What is asked:
Work through the following lines and count those that hold the word "object". Reply with that number only.

+++++

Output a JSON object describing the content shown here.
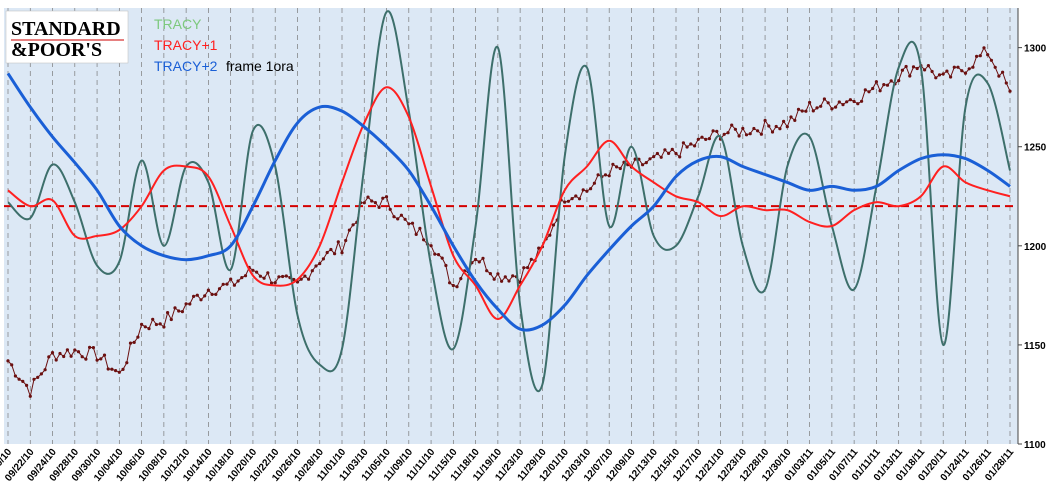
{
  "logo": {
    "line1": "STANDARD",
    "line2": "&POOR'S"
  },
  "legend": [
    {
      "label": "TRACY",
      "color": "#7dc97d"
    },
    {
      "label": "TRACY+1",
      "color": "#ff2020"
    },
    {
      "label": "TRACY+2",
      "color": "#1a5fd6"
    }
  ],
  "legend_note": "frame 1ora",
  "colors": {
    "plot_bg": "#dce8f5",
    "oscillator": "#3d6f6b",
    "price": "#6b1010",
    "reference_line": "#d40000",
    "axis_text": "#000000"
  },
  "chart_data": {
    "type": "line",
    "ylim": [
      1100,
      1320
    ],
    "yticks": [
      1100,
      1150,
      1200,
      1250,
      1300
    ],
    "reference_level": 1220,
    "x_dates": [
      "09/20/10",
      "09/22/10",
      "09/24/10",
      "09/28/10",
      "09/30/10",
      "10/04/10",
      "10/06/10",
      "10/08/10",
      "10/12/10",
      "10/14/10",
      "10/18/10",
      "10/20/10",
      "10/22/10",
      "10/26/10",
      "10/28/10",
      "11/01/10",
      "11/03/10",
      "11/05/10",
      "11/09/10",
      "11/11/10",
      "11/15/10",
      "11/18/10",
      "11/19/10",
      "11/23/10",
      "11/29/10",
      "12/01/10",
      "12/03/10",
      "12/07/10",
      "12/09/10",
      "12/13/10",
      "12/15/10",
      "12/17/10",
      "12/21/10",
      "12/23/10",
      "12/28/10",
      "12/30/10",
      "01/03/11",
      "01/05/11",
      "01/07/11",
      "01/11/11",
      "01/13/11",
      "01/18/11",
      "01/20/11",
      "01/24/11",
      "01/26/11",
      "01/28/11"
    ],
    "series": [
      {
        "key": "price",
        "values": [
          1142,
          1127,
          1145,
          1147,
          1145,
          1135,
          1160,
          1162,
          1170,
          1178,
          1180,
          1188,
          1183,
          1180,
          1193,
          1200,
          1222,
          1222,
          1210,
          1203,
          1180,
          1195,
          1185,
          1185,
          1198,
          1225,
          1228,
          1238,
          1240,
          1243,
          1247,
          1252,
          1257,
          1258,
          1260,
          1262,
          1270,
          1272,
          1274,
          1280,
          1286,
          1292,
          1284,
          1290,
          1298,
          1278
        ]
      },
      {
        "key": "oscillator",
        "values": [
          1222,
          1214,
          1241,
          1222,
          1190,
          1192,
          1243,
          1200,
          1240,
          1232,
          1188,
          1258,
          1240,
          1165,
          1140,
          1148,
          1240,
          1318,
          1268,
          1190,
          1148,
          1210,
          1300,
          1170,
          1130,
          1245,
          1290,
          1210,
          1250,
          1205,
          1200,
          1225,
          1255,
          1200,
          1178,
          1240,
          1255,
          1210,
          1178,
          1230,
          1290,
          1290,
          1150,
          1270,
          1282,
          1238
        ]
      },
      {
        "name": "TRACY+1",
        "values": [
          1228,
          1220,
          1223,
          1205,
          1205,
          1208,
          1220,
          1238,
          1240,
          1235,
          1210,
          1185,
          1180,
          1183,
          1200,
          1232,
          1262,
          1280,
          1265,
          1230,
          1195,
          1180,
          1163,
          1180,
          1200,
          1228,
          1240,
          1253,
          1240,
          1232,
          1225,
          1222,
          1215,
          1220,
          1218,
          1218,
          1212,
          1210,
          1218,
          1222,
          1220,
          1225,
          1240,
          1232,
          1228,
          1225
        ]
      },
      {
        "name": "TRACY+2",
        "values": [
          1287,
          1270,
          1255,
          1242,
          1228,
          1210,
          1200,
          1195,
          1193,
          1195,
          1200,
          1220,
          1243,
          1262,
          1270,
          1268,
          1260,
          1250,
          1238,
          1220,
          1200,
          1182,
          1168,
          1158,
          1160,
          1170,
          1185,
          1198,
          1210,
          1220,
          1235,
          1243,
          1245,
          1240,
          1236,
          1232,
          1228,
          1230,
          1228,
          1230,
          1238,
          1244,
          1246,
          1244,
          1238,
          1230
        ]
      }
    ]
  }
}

+++++

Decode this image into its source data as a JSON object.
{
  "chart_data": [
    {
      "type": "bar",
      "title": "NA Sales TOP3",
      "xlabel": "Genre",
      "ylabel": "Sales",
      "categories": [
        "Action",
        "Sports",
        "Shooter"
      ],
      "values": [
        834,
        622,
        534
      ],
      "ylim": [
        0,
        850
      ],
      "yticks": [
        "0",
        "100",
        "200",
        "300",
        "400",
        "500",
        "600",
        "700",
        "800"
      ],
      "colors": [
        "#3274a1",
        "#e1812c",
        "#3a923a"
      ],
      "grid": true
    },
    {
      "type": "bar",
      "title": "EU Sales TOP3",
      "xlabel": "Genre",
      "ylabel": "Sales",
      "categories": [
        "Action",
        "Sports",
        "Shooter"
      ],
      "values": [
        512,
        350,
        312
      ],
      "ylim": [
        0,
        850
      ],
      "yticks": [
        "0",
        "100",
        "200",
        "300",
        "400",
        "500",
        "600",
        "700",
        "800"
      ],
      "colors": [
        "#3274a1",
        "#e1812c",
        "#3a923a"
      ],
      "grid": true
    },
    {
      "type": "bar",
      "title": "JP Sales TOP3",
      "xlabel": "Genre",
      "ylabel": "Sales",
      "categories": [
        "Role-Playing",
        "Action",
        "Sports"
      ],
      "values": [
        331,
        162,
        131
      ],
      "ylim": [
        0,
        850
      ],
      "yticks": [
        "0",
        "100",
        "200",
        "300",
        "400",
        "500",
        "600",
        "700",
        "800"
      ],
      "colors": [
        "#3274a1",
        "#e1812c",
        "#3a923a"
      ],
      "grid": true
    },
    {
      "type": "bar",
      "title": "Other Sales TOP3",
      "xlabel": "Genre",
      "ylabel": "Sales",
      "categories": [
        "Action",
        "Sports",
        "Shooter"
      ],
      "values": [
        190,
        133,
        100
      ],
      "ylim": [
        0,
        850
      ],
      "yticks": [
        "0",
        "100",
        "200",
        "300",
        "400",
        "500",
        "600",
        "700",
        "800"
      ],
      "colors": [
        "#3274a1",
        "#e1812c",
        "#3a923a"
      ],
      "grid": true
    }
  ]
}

+++++

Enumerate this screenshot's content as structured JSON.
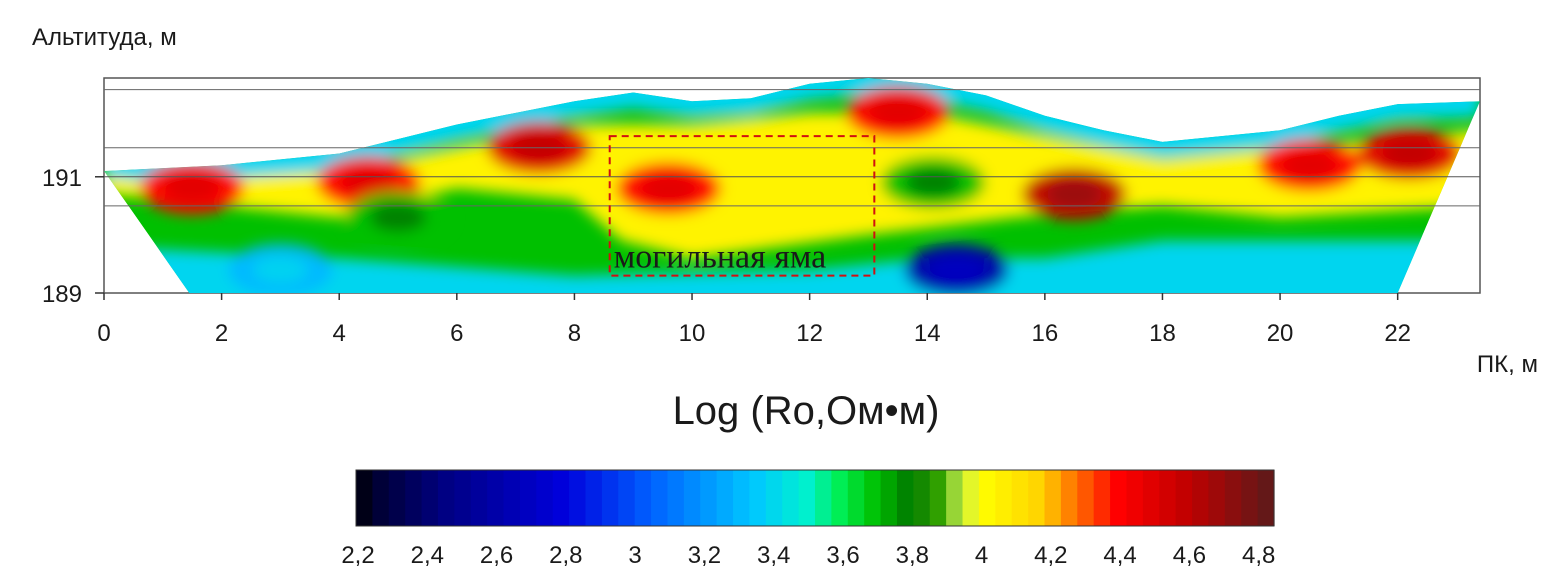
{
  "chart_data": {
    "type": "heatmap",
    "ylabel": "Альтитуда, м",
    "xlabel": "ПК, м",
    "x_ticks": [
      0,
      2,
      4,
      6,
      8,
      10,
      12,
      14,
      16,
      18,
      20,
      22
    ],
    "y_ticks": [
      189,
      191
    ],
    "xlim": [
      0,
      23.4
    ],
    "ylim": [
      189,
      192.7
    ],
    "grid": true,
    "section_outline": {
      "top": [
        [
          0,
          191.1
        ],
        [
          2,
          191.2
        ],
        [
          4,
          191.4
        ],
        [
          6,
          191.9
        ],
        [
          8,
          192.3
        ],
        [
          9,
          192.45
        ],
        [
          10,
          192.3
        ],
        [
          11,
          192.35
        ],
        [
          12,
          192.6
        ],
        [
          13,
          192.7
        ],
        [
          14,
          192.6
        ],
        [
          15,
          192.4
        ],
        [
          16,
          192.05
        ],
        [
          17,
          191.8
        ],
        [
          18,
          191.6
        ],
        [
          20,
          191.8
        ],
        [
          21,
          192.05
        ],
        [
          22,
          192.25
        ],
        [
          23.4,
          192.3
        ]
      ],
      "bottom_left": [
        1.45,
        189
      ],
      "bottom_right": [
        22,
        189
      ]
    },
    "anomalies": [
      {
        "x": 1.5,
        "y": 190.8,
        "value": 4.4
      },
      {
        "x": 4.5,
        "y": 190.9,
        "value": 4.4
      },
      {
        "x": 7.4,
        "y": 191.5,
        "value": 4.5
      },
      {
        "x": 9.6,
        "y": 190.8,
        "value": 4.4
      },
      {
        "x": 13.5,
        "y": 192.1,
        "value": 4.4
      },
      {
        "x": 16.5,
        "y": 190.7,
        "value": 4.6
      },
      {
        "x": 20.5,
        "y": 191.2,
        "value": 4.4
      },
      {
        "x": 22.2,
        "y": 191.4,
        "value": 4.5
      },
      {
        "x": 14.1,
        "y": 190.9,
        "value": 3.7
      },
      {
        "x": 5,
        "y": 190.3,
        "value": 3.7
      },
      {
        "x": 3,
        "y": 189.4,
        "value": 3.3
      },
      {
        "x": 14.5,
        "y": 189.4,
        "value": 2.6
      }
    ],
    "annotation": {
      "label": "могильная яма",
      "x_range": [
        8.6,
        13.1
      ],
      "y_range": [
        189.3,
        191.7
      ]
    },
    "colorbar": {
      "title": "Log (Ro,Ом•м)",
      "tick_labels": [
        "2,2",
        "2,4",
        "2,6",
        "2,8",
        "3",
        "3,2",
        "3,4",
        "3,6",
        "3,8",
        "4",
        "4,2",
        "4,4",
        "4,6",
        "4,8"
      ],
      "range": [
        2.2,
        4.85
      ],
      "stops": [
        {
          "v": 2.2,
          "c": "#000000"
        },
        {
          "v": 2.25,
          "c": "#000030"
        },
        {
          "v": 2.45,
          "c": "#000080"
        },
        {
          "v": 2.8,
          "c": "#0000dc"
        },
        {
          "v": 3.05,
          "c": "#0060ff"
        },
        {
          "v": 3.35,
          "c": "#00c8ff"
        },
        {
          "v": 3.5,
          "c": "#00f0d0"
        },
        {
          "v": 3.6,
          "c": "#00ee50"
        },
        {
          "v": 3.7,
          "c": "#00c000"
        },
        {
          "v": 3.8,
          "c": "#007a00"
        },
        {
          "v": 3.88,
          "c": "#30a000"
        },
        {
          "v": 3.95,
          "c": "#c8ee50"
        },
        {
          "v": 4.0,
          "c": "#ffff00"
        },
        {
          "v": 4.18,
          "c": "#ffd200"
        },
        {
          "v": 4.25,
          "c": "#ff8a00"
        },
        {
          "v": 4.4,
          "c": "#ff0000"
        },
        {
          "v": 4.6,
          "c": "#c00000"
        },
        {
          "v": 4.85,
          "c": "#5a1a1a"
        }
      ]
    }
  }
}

+++++

Response to this exercise:
2